TASK OBJECTIVE: Every entry below should be transcribed exactly; pictures stay out of the copy.

DATA PROVIDED:
--------

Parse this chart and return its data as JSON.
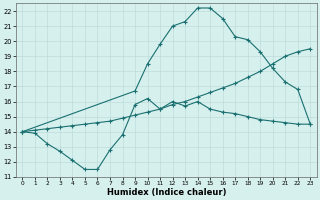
{
  "xlabel": "Humidex (Indice chaleur)",
  "bg_color": "#d6f0ee",
  "line_color": "#1a7070",
  "grid_color": "#b8d8d8",
  "xlim": [
    -0.5,
    23.5
  ],
  "ylim": [
    11,
    22.5
  ],
  "xticks": [
    0,
    1,
    2,
    3,
    4,
    5,
    6,
    7,
    8,
    9,
    10,
    11,
    12,
    13,
    14,
    15,
    16,
    17,
    18,
    19,
    20,
    21,
    22,
    23
  ],
  "yticks": [
    11,
    12,
    13,
    14,
    15,
    16,
    17,
    18,
    19,
    20,
    21,
    22
  ],
  "line1_x": [
    0,
    1,
    2,
    3,
    4,
    5,
    6,
    7,
    8,
    9,
    10,
    11,
    12,
    13,
    14,
    15,
    16,
    17,
    18,
    19,
    20,
    21,
    22,
    23
  ],
  "line1_y": [
    14.0,
    13.9,
    13.2,
    12.7,
    12.1,
    11.5,
    11.5,
    12.8,
    13.8,
    15.8,
    16.2,
    15.5,
    16.0,
    15.7,
    16.0,
    15.5,
    15.3,
    15.2,
    15.0,
    14.8,
    14.7,
    14.6,
    14.5,
    14.5
  ],
  "line2_x": [
    0,
    1,
    2,
    3,
    4,
    5,
    6,
    7,
    8,
    9,
    10,
    11,
    12,
    13,
    14,
    15,
    16,
    17,
    18,
    19,
    20,
    21,
    22,
    23
  ],
  "line2_y": [
    14.0,
    14.1,
    14.2,
    14.3,
    14.4,
    14.5,
    14.6,
    14.7,
    14.9,
    15.1,
    15.3,
    15.5,
    15.8,
    16.0,
    16.3,
    16.6,
    16.9,
    17.2,
    17.6,
    18.0,
    18.5,
    19.0,
    19.3,
    19.5
  ],
  "line3_x": [
    0,
    9,
    10,
    11,
    12,
    13,
    14,
    15,
    16,
    17,
    18,
    19,
    20,
    21,
    22,
    23
  ],
  "line3_y": [
    14.0,
    16.7,
    18.5,
    19.8,
    21.0,
    21.3,
    22.2,
    22.2,
    21.5,
    20.3,
    20.1,
    19.3,
    18.2,
    17.3,
    16.8,
    14.5
  ]
}
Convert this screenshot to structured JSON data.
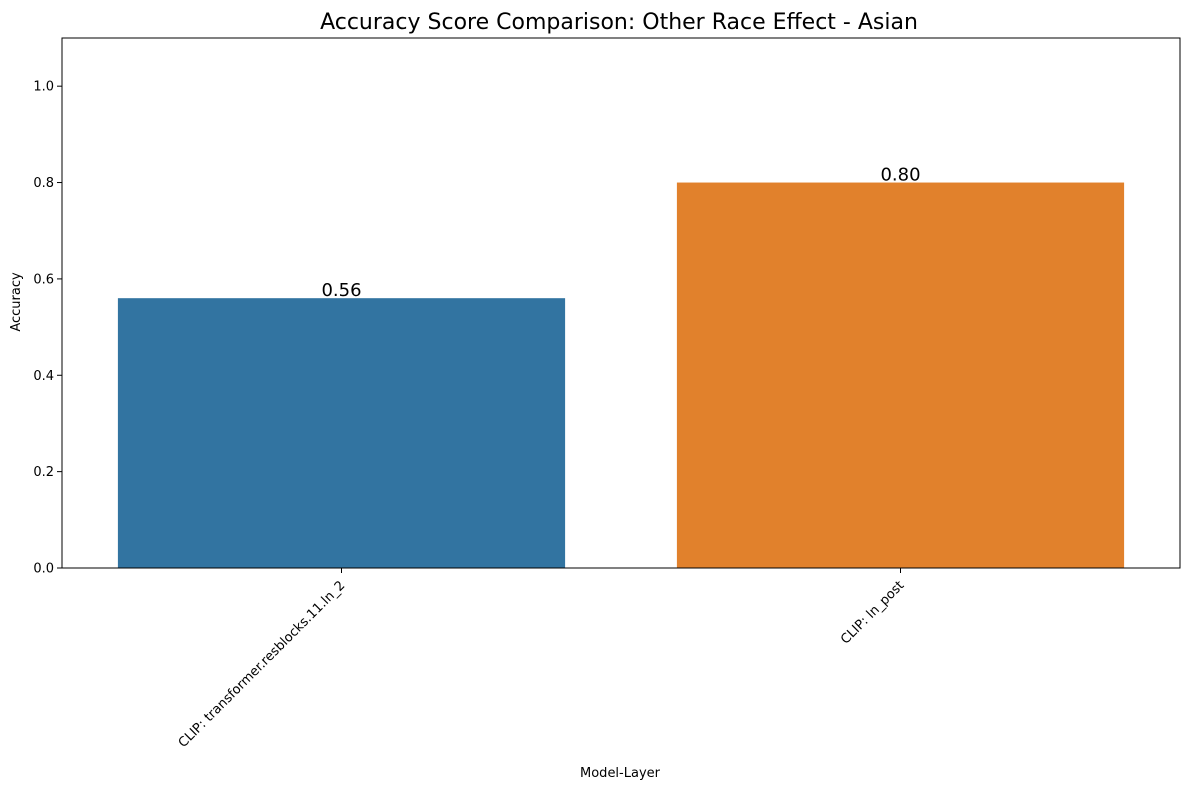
{
  "chart_data": {
    "type": "bar",
    "title": "Accuracy Score Comparison: Other Race Effect - Asian",
    "xlabel": "Model-Layer",
    "ylabel": "Accuracy",
    "categories": [
      "CLIP: transformer.resblocks.11.ln_2",
      "CLIP: ln_post"
    ],
    "values": [
      0.56,
      0.8
    ],
    "data_labels": [
      "0.56",
      "0.80"
    ],
    "colors": [
      "#3274a1",
      "#e1812c"
    ],
    "ylim": [
      0,
      1.1
    ],
    "yticks": [
      0.0,
      0.2,
      0.4,
      0.6,
      0.8,
      1.0
    ],
    "ytick_labels": [
      "0.0",
      "0.2",
      "0.4",
      "0.6",
      "0.8",
      "1.0"
    ],
    "grid": false,
    "legend": "none"
  }
}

--------

EXERCISE RESULT:
Parse this chart and return its data as JSON.
{
  "xlabel": "Humidex (Indice chaleur)",
  "bg_color": "#d6f0ee",
  "line_color": "#1a7070",
  "grid_color": "#b8d8d8",
  "xlim": [
    -0.5,
    23.5
  ],
  "ylim": [
    11,
    22.5
  ],
  "xticks": [
    0,
    1,
    2,
    3,
    4,
    5,
    6,
    7,
    8,
    9,
    10,
    11,
    12,
    13,
    14,
    15,
    16,
    17,
    18,
    19,
    20,
    21,
    22,
    23
  ],
  "yticks": [
    11,
    12,
    13,
    14,
    15,
    16,
    17,
    18,
    19,
    20,
    21,
    22
  ],
  "line1_x": [
    0,
    1,
    2,
    3,
    4,
    5,
    6,
    7,
    8,
    9,
    10,
    11,
    12,
    13,
    14,
    15,
    16,
    17,
    18,
    19,
    20,
    21,
    22,
    23
  ],
  "line1_y": [
    14.0,
    13.9,
    13.2,
    12.7,
    12.1,
    11.5,
    11.5,
    12.8,
    13.8,
    15.8,
    16.2,
    15.5,
    16.0,
    15.7,
    16.0,
    15.5,
    15.3,
    15.2,
    15.0,
    14.8,
    14.7,
    14.6,
    14.5,
    14.5
  ],
  "line2_x": [
    0,
    1,
    2,
    3,
    4,
    5,
    6,
    7,
    8,
    9,
    10,
    11,
    12,
    13,
    14,
    15,
    16,
    17,
    18,
    19,
    20,
    21,
    22,
    23
  ],
  "line2_y": [
    14.0,
    14.1,
    14.2,
    14.3,
    14.4,
    14.5,
    14.6,
    14.7,
    14.9,
    15.1,
    15.3,
    15.5,
    15.8,
    16.0,
    16.3,
    16.6,
    16.9,
    17.2,
    17.6,
    18.0,
    18.5,
    19.0,
    19.3,
    19.5
  ],
  "line3_x": [
    0,
    9,
    10,
    11,
    12,
    13,
    14,
    15,
    16,
    17,
    18,
    19,
    20,
    21,
    22,
    23
  ],
  "line3_y": [
    14.0,
    16.7,
    18.5,
    19.8,
    21.0,
    21.3,
    22.2,
    22.2,
    21.5,
    20.3,
    20.1,
    19.3,
    18.2,
    17.3,
    16.8,
    14.5
  ]
}
Convert this screenshot to structured JSON data.
{
  "chart_data": {
    "type": "bar",
    "title": "Accuracy Score Comparison: Other Race Effect - Asian",
    "xlabel": "Model-Layer",
    "ylabel": "Accuracy",
    "categories": [
      "CLIP: transformer.resblocks.11.ln_2",
      "CLIP: ln_post"
    ],
    "values": [
      0.56,
      0.8
    ],
    "data_labels": [
      "0.56",
      "0.80"
    ],
    "colors": [
      "#3274a1",
      "#e1812c"
    ],
    "ylim": [
      0,
      1.1
    ],
    "yticks": [
      0.0,
      0.2,
      0.4,
      0.6,
      0.8,
      1.0
    ],
    "ytick_labels": [
      "0.0",
      "0.2",
      "0.4",
      "0.6",
      "0.8",
      "1.0"
    ],
    "grid": false,
    "legend": "none"
  }
}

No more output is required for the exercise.